→ PROBLEM REQUIREMENTS:
Copy all records verbatim.

Collected data entries
◆ ◆ ◆ ◆

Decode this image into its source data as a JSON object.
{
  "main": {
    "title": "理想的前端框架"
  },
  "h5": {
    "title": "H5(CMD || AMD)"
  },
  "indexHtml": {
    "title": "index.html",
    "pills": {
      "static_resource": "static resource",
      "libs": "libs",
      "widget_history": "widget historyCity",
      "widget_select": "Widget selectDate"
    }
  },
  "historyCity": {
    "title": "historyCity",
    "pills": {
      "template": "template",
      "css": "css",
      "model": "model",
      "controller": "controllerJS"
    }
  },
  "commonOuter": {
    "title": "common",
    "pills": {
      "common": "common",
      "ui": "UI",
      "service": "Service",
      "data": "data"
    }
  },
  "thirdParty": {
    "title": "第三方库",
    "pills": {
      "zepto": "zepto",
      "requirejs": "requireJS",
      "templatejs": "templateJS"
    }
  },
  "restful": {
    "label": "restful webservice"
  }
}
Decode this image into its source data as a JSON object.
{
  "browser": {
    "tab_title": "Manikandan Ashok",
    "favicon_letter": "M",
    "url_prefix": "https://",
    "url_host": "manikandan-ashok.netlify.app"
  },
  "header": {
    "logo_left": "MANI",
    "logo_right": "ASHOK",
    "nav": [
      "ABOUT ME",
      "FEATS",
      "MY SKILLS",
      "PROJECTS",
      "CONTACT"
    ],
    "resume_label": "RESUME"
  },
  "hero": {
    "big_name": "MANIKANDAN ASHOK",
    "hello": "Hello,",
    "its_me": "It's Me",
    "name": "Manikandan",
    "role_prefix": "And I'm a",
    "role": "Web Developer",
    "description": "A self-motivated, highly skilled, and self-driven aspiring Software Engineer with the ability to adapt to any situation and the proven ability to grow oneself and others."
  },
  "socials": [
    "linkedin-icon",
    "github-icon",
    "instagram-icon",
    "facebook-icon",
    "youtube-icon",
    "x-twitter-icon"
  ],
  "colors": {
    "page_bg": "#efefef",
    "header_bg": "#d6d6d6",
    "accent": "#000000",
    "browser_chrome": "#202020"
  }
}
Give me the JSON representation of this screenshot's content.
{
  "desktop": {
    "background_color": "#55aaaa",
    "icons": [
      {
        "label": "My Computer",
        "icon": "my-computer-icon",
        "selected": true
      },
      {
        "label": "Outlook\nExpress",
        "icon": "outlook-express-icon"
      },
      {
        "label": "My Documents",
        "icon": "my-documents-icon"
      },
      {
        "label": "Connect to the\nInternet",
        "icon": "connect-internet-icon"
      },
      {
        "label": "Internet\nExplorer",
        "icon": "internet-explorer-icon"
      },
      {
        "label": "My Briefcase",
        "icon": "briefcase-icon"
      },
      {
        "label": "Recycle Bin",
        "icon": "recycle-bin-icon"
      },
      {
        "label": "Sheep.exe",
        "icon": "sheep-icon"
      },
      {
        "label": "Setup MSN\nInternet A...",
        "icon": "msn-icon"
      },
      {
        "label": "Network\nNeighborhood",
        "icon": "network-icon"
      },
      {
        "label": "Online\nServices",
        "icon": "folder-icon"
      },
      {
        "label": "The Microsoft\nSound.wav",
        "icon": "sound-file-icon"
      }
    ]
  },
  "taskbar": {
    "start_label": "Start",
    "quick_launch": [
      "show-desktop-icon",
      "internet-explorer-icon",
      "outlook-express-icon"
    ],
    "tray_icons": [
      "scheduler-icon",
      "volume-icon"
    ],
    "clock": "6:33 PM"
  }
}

◆ ◆ ◆ ◆

→ EXERCISE RESPONSE:
Decode this image into its source data as a JSON object.
{
  "main": {
    "title": "理想的前端框架"
  },
  "h5": {
    "title": "H5(CMD || AMD)"
  },
  "indexHtml": {
    "title": "index.html",
    "pills": {
      "static_resource": "static resource",
      "libs": "libs",
      "widget_history": "widget historyCity",
      "widget_select": "Widget selectDate"
    }
  },
  "historyCity": {
    "title": "historyCity",
    "pills": {
      "template": "template",
      "css": "css",
      "model": "model",
      "controller": "controllerJS"
    }
  },
  "commonOuter": {
    "title": "common",
    "pills": {
      "common": "common",
      "ui": "UI",
      "service": "Service",
      "data": "data"
    }
  },
  "thirdParty": {
    "title": "第三方库",
    "pills": {
      "zepto": "zepto",
      "requirejs": "requireJS",
      "templatejs": "templateJS"
    }
  },
  "restful": {
    "label": "restful webservice"
  }
}
Decode this image into its source data as a JSON object.
{
  "browser": {
    "tab_title": "Manikandan Ashok",
    "favicon_letter": "M",
    "url_prefix": "https://",
    "url_host": "manikandan-ashok.netlify.app"
  },
  "header": {
    "logo_left": "MANI",
    "logo_right": "ASHOK",
    "nav": [
      "ABOUT ME",
      "FEATS",
      "MY SKILLS",
      "PROJECTS",
      "CONTACT"
    ],
    "resume_label": "RESUME"
  },
  "hero": {
    "big_name": "MANIKANDAN ASHOK",
    "hello": "Hello,",
    "its_me": "It's Me",
    "name": "Manikandan",
    "role_prefix": "And I'm a",
    "role": "Web Developer",
    "description": "A self-motivated, highly skilled, and self-driven aspiring Software Engineer with the ability to adapt to any situation and the proven ability to grow oneself and others."
  },
  "socials": [
    "linkedin-icon",
    "github-icon",
    "instagram-icon",
    "facebook-icon",
    "youtube-icon",
    "x-twitter-icon"
  ],
  "colors": {
    "page_bg": "#efefef",
    "header_bg": "#d6d6d6",
    "accent": "#000000",
    "browser_chrome": "#202020"
  }
}
Give me the JSON representation of this screenshot's content.
{
  "desktop": {
    "background_color": "#55aaaa",
    "icons": [
      {
        "label": "My Computer",
        "icon": "my-computer-icon",
        "selected": true
      },
      {
        "label": "Outlook\nExpress",
        "icon": "outlook-express-icon"
      },
      {
        "label": "My Documents",
        "icon": "my-documents-icon"
      },
      {
        "label": "Connect to the\nInternet",
        "icon": "connect-internet-icon"
      },
      {
        "label": "Internet\nExplorer",
        "icon": "internet-explorer-icon"
      },
      {
        "label": "My Briefcase",
        "icon": "briefcase-icon"
      },
      {
        "label": "Recycle Bin",
        "icon": "recycle-bin-icon"
      },
      {
        "label": "Sheep.exe",
        "icon": "sheep-icon"
      },
      {
        "label": "Setup MSN\nInternet A...",
        "icon": "msn-icon"
      },
      {
        "label": "Network\nNeighborhood",
        "icon": "network-icon"
      },
      {
        "label": "Online\nServices",
        "icon": "folder-icon"
      },
      {
        "label": "The Microsoft\nSound.wav",
        "icon": "sound-file-icon"
      }
    ]
  },
  "taskbar": {
    "start_label": "Start",
    "quick_launch": [
      "show-desktop-icon",
      "internet-explorer-icon",
      "outlook-express-icon"
    ],
    "tray_icons": [
      "scheduler-icon",
      "volume-icon"
    ],
    "clock": "6:33 PM"
  }
}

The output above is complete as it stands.